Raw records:
━━━━━━━━━━━━━━━━

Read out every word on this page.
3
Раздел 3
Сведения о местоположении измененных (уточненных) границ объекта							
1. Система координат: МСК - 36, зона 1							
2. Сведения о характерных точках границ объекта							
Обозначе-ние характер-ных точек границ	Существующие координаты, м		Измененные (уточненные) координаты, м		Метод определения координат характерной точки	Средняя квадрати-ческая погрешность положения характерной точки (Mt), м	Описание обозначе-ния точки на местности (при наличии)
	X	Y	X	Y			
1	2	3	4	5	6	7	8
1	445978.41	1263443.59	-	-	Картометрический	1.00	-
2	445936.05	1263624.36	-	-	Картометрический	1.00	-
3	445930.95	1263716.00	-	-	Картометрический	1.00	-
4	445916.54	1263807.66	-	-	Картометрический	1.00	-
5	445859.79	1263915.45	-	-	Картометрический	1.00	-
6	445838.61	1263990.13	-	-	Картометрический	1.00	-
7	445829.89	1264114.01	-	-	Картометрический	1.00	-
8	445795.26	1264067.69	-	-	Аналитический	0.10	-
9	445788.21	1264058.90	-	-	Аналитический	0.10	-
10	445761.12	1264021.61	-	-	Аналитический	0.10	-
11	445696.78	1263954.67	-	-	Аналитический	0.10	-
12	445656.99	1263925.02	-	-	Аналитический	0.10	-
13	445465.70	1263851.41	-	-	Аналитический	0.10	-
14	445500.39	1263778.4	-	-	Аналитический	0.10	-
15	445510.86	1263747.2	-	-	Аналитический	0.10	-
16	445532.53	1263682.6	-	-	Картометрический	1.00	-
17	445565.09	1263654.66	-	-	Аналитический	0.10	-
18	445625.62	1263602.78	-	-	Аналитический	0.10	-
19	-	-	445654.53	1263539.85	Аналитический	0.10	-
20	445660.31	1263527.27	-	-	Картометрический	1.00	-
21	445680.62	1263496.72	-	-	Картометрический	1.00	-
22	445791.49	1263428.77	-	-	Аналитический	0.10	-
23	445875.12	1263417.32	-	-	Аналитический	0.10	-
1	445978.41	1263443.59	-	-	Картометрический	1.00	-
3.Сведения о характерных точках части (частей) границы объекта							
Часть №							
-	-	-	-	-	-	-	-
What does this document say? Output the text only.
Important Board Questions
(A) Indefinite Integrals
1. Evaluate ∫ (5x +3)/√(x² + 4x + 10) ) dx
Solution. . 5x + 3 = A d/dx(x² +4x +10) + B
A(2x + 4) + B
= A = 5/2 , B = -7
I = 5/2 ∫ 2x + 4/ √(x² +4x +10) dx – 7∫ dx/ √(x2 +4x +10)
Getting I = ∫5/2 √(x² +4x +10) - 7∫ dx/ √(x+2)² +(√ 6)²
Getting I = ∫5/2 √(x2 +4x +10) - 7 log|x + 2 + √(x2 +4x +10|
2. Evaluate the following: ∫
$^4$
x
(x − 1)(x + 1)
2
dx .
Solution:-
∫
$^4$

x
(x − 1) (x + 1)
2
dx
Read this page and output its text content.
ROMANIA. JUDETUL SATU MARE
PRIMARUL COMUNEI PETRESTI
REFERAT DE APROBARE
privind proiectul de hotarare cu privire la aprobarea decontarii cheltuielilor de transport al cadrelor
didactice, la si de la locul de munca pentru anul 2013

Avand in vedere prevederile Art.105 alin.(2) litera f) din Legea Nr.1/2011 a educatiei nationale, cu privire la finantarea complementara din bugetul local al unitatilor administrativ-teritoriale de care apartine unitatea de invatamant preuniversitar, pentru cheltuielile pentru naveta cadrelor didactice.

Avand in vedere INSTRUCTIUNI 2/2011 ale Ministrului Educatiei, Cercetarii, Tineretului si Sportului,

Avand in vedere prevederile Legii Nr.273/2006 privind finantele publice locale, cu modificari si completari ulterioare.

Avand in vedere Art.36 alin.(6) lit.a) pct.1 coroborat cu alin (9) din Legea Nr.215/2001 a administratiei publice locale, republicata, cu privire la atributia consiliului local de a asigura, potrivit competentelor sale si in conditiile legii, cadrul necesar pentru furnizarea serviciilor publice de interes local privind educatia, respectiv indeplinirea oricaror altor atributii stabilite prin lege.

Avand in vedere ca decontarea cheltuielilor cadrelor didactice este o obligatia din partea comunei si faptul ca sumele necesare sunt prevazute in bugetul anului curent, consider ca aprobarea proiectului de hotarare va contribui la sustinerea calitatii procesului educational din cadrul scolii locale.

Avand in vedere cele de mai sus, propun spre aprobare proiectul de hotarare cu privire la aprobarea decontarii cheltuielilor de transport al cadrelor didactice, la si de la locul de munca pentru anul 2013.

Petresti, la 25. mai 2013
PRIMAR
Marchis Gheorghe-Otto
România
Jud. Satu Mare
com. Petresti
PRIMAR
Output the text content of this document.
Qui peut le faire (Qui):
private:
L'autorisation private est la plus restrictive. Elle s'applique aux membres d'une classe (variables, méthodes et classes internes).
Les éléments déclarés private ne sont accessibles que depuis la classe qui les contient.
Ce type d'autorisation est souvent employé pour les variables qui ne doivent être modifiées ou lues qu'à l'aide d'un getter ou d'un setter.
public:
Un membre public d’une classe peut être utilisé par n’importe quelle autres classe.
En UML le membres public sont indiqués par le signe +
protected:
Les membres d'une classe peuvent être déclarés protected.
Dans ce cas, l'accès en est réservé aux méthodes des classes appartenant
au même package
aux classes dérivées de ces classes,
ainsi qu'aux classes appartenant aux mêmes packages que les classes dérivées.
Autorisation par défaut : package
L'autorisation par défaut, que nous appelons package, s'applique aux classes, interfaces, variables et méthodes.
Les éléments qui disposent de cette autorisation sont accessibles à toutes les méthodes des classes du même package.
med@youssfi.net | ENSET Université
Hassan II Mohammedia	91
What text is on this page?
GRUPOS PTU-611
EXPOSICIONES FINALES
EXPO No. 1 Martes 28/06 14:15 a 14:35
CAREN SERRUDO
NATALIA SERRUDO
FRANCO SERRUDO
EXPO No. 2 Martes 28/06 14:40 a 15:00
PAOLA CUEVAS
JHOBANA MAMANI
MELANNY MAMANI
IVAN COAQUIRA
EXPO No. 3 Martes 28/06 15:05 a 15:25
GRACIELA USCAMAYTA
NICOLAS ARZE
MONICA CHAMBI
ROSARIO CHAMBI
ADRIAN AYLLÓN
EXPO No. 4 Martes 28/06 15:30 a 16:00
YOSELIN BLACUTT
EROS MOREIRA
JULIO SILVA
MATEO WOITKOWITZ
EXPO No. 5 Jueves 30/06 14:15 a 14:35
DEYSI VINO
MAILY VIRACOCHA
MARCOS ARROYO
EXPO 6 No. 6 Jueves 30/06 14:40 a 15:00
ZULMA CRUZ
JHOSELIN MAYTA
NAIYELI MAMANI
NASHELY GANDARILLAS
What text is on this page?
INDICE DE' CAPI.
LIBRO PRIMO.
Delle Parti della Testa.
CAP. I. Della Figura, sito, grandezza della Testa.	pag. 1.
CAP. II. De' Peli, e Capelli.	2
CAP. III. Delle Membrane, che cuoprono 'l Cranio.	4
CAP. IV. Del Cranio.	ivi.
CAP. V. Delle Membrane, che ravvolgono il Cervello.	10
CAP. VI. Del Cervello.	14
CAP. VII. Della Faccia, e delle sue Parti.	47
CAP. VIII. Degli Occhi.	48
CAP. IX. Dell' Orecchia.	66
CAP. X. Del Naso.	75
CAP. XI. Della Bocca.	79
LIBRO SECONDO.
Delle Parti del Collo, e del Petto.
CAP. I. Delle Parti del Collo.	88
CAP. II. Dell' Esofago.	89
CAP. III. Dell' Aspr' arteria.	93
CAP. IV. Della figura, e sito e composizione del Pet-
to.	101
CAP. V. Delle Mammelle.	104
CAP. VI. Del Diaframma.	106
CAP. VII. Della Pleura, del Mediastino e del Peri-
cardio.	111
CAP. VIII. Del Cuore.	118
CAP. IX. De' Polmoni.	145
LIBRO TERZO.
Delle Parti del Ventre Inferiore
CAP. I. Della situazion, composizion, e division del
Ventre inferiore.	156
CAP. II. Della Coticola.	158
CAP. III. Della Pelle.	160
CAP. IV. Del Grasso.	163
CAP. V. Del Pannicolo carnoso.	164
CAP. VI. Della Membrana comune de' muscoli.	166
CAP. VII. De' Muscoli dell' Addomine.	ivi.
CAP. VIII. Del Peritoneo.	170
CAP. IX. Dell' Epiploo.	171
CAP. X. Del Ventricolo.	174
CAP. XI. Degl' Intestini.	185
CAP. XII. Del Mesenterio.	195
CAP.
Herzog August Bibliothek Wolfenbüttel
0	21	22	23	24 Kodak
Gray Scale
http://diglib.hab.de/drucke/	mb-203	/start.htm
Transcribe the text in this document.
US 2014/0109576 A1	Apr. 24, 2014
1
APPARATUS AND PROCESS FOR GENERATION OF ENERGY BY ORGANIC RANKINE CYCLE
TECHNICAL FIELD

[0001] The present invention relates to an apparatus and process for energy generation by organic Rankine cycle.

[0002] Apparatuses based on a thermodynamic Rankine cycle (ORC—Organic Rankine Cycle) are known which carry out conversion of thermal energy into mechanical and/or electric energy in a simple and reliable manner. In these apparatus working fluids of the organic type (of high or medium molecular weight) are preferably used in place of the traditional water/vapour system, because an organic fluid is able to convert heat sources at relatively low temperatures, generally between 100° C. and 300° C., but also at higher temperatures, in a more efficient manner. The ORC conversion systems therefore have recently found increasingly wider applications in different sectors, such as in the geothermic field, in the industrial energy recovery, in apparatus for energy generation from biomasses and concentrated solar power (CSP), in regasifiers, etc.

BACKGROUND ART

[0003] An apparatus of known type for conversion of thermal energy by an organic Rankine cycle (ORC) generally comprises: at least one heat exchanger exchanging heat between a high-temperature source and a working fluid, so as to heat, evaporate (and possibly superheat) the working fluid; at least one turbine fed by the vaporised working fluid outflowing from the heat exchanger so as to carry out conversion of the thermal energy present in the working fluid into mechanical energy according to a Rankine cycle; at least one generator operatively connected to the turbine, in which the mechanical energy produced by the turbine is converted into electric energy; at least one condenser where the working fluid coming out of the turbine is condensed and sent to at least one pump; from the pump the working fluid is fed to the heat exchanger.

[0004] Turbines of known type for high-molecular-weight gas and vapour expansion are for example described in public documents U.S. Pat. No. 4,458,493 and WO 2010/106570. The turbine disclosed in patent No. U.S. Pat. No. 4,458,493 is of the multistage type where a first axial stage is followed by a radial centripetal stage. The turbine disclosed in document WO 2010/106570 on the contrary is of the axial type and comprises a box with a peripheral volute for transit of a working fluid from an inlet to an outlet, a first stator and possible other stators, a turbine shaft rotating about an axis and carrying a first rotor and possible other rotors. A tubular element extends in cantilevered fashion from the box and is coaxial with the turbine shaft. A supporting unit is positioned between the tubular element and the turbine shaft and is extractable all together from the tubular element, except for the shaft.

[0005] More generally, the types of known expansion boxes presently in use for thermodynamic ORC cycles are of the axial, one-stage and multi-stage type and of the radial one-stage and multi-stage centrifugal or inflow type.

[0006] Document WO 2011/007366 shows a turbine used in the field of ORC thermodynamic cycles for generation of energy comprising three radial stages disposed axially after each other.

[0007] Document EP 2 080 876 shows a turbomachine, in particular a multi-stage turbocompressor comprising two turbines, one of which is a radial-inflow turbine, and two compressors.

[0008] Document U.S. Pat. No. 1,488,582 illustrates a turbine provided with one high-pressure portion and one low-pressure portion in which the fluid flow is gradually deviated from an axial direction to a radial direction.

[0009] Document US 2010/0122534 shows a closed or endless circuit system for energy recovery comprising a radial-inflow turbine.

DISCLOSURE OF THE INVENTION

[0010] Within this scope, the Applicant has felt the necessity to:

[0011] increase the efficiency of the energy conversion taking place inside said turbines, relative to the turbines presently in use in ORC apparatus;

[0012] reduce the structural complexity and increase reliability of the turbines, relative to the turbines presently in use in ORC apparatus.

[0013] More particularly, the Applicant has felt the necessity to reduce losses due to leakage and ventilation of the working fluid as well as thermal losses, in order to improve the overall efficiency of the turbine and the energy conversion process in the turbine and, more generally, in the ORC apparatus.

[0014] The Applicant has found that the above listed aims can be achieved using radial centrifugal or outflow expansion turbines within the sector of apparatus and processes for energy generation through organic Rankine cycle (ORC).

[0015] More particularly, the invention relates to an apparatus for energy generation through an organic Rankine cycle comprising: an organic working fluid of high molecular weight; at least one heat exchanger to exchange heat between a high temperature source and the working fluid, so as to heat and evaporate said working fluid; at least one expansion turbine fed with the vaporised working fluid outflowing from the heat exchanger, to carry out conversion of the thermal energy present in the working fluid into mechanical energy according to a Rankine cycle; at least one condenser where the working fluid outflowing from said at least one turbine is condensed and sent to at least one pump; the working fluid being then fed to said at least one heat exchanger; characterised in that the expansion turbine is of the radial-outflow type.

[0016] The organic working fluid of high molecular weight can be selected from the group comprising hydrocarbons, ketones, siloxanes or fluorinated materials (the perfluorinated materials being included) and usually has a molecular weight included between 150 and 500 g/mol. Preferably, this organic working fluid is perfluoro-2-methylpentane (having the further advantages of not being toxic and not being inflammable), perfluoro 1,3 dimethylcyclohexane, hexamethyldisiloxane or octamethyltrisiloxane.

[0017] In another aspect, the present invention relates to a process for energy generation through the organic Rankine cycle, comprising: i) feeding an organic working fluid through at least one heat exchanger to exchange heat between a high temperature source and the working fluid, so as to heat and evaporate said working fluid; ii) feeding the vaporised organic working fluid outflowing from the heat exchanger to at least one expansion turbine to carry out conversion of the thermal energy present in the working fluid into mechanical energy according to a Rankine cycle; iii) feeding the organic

━━━━━━━━━━━━━━━━

▶ Required work:
Find every line that has "protected" in it, then return those lines.

▶ The result:
protected:
Les membres d'une classe peuvent être déclarés protected.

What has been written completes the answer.